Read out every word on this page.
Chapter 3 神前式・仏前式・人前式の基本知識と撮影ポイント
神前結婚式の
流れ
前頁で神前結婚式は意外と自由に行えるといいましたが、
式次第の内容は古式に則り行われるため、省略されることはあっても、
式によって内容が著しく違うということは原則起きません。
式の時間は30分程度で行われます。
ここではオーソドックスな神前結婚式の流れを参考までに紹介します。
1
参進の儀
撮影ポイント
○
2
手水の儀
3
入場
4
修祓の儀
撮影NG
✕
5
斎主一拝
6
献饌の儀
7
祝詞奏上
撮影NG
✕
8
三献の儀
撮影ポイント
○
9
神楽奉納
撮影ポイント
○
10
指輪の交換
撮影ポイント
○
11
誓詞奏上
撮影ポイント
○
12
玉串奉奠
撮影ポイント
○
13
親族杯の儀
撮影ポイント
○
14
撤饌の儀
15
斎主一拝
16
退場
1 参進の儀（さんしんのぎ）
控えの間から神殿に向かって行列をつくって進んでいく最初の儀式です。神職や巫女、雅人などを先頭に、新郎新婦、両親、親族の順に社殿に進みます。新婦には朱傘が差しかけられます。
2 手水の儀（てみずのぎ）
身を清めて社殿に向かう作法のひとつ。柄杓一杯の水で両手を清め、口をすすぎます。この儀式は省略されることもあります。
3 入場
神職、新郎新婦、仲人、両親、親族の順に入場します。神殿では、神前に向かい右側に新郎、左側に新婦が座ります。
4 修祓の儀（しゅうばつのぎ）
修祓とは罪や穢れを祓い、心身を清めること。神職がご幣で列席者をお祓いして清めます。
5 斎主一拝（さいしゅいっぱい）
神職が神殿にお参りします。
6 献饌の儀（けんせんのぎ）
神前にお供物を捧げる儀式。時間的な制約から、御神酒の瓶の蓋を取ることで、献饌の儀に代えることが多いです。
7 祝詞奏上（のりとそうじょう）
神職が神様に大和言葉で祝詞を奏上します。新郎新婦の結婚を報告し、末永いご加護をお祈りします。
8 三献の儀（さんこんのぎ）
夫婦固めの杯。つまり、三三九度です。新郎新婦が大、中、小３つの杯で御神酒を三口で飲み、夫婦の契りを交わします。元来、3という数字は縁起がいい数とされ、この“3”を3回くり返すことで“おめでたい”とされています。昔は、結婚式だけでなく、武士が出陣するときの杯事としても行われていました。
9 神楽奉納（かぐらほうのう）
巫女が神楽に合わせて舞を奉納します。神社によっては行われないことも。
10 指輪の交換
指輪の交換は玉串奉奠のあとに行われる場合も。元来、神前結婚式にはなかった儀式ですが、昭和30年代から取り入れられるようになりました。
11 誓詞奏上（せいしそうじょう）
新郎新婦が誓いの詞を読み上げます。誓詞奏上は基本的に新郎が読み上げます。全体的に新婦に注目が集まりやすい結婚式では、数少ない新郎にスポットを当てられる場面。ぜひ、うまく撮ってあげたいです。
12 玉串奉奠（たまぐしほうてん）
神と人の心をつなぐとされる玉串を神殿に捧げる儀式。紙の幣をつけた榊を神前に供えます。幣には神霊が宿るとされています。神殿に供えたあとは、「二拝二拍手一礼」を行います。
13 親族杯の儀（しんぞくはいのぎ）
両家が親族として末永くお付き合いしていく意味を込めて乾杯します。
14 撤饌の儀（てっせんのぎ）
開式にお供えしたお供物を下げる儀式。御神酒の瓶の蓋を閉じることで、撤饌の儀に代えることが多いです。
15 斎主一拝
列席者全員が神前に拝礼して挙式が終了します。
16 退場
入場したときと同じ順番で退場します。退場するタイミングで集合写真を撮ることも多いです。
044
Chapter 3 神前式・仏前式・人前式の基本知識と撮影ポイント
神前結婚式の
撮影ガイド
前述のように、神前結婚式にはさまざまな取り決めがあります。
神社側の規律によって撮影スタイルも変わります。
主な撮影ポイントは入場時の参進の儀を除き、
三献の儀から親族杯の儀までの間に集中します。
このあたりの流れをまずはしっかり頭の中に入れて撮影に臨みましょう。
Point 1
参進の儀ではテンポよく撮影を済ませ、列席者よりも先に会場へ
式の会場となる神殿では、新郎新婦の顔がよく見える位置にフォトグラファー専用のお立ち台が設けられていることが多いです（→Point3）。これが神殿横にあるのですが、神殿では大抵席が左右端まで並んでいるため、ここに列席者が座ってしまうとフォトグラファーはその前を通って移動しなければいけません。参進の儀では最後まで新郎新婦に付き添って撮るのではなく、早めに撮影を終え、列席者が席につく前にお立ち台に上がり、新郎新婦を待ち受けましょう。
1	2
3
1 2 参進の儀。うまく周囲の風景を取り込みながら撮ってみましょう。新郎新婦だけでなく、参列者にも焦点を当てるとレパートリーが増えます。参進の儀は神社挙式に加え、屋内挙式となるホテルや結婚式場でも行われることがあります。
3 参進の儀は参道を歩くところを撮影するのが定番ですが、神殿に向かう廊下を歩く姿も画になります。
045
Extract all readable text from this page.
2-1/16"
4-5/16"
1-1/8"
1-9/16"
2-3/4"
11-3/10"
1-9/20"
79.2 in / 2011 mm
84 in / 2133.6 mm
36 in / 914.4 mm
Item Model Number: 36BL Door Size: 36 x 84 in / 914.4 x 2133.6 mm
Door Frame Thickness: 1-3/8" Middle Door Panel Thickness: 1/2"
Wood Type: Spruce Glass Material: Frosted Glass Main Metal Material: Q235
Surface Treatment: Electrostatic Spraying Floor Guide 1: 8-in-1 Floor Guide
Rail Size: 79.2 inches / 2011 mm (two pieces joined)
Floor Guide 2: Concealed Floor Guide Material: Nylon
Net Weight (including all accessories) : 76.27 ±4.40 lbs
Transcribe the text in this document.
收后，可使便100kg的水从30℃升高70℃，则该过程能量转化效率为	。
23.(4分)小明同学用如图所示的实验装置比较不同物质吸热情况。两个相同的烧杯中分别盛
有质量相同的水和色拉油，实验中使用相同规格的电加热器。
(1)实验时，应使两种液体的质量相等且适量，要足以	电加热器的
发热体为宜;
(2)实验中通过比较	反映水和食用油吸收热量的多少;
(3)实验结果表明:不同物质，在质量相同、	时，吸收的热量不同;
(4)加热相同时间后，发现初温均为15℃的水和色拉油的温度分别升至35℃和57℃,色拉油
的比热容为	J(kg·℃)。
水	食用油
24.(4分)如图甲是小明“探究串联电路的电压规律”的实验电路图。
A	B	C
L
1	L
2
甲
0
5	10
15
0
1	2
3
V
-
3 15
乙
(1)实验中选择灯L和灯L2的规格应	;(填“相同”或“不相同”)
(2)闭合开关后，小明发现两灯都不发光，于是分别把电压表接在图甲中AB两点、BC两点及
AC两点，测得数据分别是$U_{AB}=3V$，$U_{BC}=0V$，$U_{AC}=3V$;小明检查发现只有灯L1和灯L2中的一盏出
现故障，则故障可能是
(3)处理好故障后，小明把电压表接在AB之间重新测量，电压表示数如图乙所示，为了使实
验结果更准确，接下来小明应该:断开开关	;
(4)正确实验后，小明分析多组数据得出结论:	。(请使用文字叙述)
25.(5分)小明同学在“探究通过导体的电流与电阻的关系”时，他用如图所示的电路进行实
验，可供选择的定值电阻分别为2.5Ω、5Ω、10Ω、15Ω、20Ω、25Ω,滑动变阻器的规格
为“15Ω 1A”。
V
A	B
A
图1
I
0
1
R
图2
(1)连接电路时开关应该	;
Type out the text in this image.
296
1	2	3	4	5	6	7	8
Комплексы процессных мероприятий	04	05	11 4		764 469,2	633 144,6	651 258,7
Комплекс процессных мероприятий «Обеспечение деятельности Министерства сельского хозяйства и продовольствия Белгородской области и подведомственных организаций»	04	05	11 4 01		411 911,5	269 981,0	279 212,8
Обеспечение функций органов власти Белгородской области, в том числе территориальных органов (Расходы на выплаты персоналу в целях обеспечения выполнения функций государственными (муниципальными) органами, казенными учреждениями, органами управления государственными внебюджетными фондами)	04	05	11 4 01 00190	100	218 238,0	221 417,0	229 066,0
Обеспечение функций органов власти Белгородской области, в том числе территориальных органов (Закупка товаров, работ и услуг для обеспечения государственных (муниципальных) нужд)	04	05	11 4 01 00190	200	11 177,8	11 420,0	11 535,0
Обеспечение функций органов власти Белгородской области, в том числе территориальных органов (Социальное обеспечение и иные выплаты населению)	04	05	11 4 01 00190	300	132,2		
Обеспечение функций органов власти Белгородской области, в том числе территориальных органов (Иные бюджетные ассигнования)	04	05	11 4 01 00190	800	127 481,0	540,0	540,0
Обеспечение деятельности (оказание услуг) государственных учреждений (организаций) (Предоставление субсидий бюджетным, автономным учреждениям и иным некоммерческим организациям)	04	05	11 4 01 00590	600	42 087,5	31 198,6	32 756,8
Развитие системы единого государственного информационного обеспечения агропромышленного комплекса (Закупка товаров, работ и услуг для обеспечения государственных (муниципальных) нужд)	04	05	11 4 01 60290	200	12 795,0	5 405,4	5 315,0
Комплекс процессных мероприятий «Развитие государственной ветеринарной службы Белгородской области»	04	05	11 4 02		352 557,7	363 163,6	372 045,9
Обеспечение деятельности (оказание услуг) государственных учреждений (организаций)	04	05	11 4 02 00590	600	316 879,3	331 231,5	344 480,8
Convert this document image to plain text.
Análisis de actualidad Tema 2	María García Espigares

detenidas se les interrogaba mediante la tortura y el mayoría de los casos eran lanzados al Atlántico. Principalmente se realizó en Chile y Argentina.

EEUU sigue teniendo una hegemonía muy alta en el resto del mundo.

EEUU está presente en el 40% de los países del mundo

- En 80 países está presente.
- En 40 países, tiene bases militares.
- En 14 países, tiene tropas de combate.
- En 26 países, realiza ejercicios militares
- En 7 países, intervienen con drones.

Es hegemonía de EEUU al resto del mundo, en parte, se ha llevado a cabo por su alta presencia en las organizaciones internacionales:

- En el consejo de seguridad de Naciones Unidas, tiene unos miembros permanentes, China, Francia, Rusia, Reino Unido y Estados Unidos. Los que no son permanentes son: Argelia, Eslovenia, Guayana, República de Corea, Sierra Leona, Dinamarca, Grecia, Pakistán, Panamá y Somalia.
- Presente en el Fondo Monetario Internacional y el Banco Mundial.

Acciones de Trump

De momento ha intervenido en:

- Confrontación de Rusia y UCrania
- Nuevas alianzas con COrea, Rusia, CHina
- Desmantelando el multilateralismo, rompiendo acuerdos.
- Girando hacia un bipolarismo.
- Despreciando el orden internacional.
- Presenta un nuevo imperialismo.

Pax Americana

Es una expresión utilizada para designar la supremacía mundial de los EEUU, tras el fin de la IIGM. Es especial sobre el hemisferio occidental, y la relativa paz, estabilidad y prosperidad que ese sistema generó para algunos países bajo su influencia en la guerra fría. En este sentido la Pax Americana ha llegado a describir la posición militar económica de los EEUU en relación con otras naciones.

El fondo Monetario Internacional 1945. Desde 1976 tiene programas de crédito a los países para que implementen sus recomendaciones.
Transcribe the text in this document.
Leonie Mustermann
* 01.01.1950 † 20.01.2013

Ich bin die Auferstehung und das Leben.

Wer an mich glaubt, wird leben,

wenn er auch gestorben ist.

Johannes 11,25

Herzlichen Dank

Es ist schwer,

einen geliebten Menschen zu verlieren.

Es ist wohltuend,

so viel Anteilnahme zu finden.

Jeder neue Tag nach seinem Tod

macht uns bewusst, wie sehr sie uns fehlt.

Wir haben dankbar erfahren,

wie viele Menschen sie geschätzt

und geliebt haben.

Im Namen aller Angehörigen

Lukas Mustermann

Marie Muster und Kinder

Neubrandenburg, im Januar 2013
......
§ **Task directions**: From the data above, show each line that contains "Size".

§ **Reply**:
Item Model Number: 36BL Door Size: 36 x 84 in / 914.4 x 2133.6 mm
Rail Size: 79.2 inches / 2011 mm (two pieces joined)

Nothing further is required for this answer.